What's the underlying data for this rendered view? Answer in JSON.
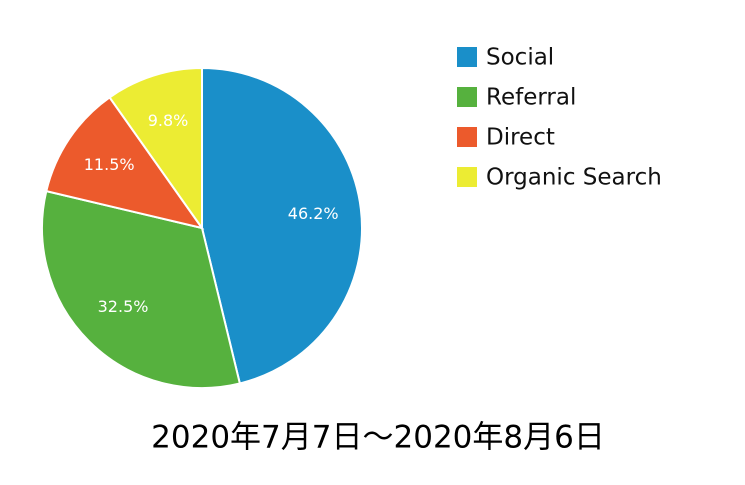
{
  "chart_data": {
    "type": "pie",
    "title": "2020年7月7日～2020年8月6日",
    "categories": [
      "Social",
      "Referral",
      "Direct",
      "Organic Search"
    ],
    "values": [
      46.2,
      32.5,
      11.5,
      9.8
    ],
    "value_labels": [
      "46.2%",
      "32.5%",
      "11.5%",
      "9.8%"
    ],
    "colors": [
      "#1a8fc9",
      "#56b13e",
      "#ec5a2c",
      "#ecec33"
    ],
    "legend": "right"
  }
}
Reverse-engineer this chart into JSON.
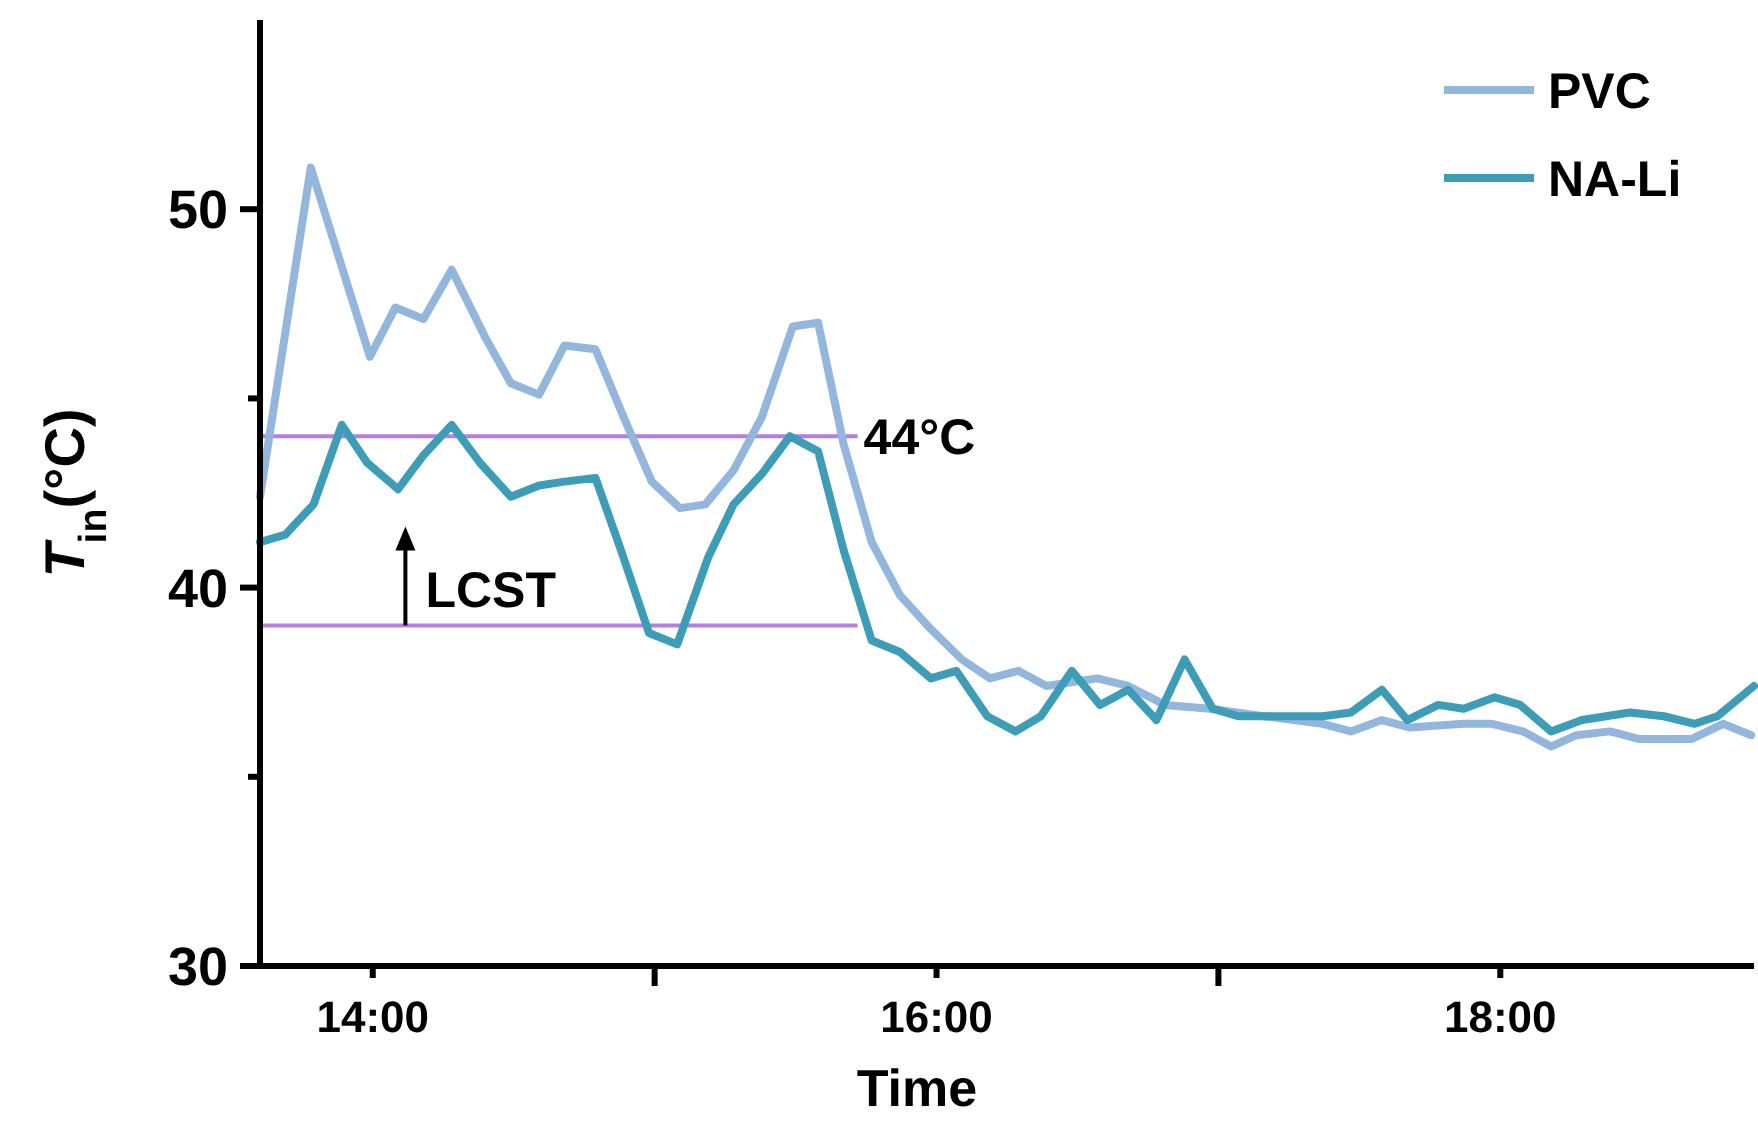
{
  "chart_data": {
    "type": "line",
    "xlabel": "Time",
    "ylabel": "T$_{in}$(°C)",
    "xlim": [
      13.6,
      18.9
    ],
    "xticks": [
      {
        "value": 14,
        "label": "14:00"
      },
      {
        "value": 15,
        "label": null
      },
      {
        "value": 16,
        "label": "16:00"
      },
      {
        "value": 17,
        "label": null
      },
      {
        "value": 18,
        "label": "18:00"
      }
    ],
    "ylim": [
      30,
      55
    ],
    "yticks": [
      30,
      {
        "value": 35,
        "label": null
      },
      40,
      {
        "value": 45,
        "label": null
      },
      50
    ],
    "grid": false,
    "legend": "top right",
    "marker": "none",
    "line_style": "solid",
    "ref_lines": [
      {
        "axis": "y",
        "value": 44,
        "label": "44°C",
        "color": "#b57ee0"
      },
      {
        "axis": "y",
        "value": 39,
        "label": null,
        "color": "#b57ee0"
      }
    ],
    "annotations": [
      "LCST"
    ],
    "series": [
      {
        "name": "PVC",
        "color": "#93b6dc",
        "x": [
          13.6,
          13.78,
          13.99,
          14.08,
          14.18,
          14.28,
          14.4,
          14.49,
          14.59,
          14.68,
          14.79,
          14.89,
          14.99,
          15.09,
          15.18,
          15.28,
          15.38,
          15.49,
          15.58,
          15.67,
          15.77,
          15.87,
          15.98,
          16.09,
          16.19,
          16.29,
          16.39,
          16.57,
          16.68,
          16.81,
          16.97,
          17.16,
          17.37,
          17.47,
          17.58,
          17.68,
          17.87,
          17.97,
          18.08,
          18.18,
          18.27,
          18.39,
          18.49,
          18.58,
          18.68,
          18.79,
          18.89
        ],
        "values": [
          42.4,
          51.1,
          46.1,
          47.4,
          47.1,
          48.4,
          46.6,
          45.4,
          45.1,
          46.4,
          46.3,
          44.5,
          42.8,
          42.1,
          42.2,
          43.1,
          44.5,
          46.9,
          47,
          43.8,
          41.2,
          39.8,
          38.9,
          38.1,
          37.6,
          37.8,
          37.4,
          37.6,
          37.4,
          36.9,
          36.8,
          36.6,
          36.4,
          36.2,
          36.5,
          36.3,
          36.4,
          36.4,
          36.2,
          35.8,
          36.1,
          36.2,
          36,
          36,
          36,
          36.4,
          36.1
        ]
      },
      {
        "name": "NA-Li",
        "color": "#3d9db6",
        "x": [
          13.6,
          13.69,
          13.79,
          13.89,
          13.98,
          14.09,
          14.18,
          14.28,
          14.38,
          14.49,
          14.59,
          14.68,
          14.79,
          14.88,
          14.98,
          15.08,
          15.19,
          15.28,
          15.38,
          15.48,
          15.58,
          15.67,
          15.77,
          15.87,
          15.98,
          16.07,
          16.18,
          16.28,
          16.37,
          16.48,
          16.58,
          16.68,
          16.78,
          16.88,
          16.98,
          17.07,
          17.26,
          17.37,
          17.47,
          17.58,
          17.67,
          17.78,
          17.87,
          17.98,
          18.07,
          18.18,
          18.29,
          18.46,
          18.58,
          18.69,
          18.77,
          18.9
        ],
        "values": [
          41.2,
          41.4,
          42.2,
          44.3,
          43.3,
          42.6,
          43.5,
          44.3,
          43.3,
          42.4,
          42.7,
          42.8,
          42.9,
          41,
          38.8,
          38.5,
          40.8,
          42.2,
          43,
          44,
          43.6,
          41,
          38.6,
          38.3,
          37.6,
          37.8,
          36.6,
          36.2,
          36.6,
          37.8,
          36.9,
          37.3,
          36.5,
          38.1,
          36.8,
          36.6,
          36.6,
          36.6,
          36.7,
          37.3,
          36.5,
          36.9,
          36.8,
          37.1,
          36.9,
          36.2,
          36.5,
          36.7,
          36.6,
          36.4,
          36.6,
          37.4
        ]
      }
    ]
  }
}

___

■ TASK
Without the pictures, print the whole listing exactly as given.

■ CORRECT ANSWER
What's the underlying data for this rendered view? Answer in JSON.
{
  "chart_data": {
    "type": "pie",
    "title": "2020年7月7日～2020年8月6日",
    "categories": [
      "Social",
      "Referral",
      "Direct",
      "Organic Search"
    ],
    "values": [
      46.2,
      32.5,
      11.5,
      9.8
    ],
    "value_labels": [
      "46.2%",
      "32.5%",
      "11.5%",
      "9.8%"
    ],
    "colors": [
      "#1a8fc9",
      "#56b13e",
      "#ec5a2c",
      "#ecec33"
    ],
    "legend": "right"
  }
}
Reverse-engineer this chart into JSON.
{
  "chart_data": {
    "type": "line",
    "xlabel": "Time",
    "ylabel": "T$_{in}$(°C)",
    "xlim": [
      13.6,
      18.9
    ],
    "xticks": [
      {
        "value": 14,
        "label": "14:00"
      },
      {
        "value": 15,
        "label": null
      },
      {
        "value": 16,
        "label": "16:00"
      },
      {
        "value": 17,
        "label": null
      },
      {
        "value": 18,
        "label": "18:00"
      }
    ],
    "ylim": [
      30,
      55
    ],
    "yticks": [
      30,
      {
        "value": 35,
        "label": null
      },
      40,
      {
        "value": 45,
        "label": null
      },
      50
    ],
    "grid": false,
    "legend": "top right",
    "marker": "none",
    "line_style": "solid",
    "ref_lines": [
      {
        "axis": "y",
        "value": 44,
        "label": "44°C",
        "color": "#b57ee0"
      },
      {
        "axis": "y",
        "value": 39,
        "label": null,
        "color": "#b57ee0"
      }
    ],
    "annotations": [
      "LCST"
    ],
    "series": [
      {
        "name": "PVC",
        "color": "#93b6dc",
        "x": [
          13.6,
          13.78,
          13.99,
          14.08,
          14.18,
          14.28,
          14.4,
          14.49,
          14.59,
          14.68,
          14.79,
          14.89,
          14.99,
          15.09,
          15.18,
          15.28,
          15.38,
          15.49,
          15.58,
          15.67,
          15.77,
          15.87,
          15.98,
          16.09,
          16.19,
          16.29,
          16.39,
          16.57,
          16.68,
          16.81,
          16.97,
          17.16,
          17.37,
          17.47,
          17.58,
          17.68,
          17.87,
          17.97,
          18.08,
          18.18,
          18.27,
          18.39,
          18.49,
          18.58,
          18.68,
          18.79,
          18.89
        ],
        "values": [
          42.4,
          51.1,
          46.1,
          47.4,
          47.1,
          48.4,
          46.6,
          45.4,
          45.1,
          46.4,
          46.3,
          44.5,
          42.8,
          42.1,
          42.2,
          43.1,
          44.5,
          46.9,
          47,
          43.8,
          41.2,
          39.8,
          38.9,
          38.1,
          37.6,
          37.8,
          37.4,
          37.6,
          37.4,
          36.9,
          36.8,
          36.6,
          36.4,
          36.2,
          36.5,
          36.3,
          36.4,
          36.4,
          36.2,
          35.8,
          36.1,
          36.2,
          36,
          36,
          36,
          36.4,
          36.1
        ]
      },
      {
        "name": "NA-Li",
        "color": "#3d9db6",
        "x": [
          13.6,
          13.69,
          13.79,
          13.89,
          13.98,
          14.09,
          14.18,
          14.28,
          14.38,
          14.49,
          14.59,
          14.68,
          14.79,
          14.88,
          14.98,
          15.08,
          15.19,
          15.28,
          15.38,
          15.48,
          15.58,
          15.67,
          15.77,
          15.87,
          15.98,
          16.07,
          16.18,
          16.28,
          16.37,
          16.48,
          16.58,
          16.68,
          16.78,
          16.88,
          16.98,
          17.07,
          17.26,
          17.37,
          17.47,
          17.58,
          17.67,
          17.78,
          17.87,
          17.98,
          18.07,
          18.18,
          18.29,
          18.46,
          18.58,
          18.69,
          18.77,
          18.9
        ],
        "values": [
          41.2,
          41.4,
          42.2,
          44.3,
          43.3,
          42.6,
          43.5,
          44.3,
          43.3,
          42.4,
          42.7,
          42.8,
          42.9,
          41,
          38.8,
          38.5,
          40.8,
          42.2,
          43,
          44,
          43.6,
          41,
          38.6,
          38.3,
          37.6,
          37.8,
          36.6,
          36.2,
          36.6,
          37.8,
          36.9,
          37.3,
          36.5,
          38.1,
          36.8,
          36.6,
          36.6,
          36.6,
          36.7,
          37.3,
          36.5,
          36.9,
          36.8,
          37.1,
          36.9,
          36.2,
          36.5,
          36.7,
          36.6,
          36.4,
          36.6,
          37.4
        ]
      }
    ]
  }
}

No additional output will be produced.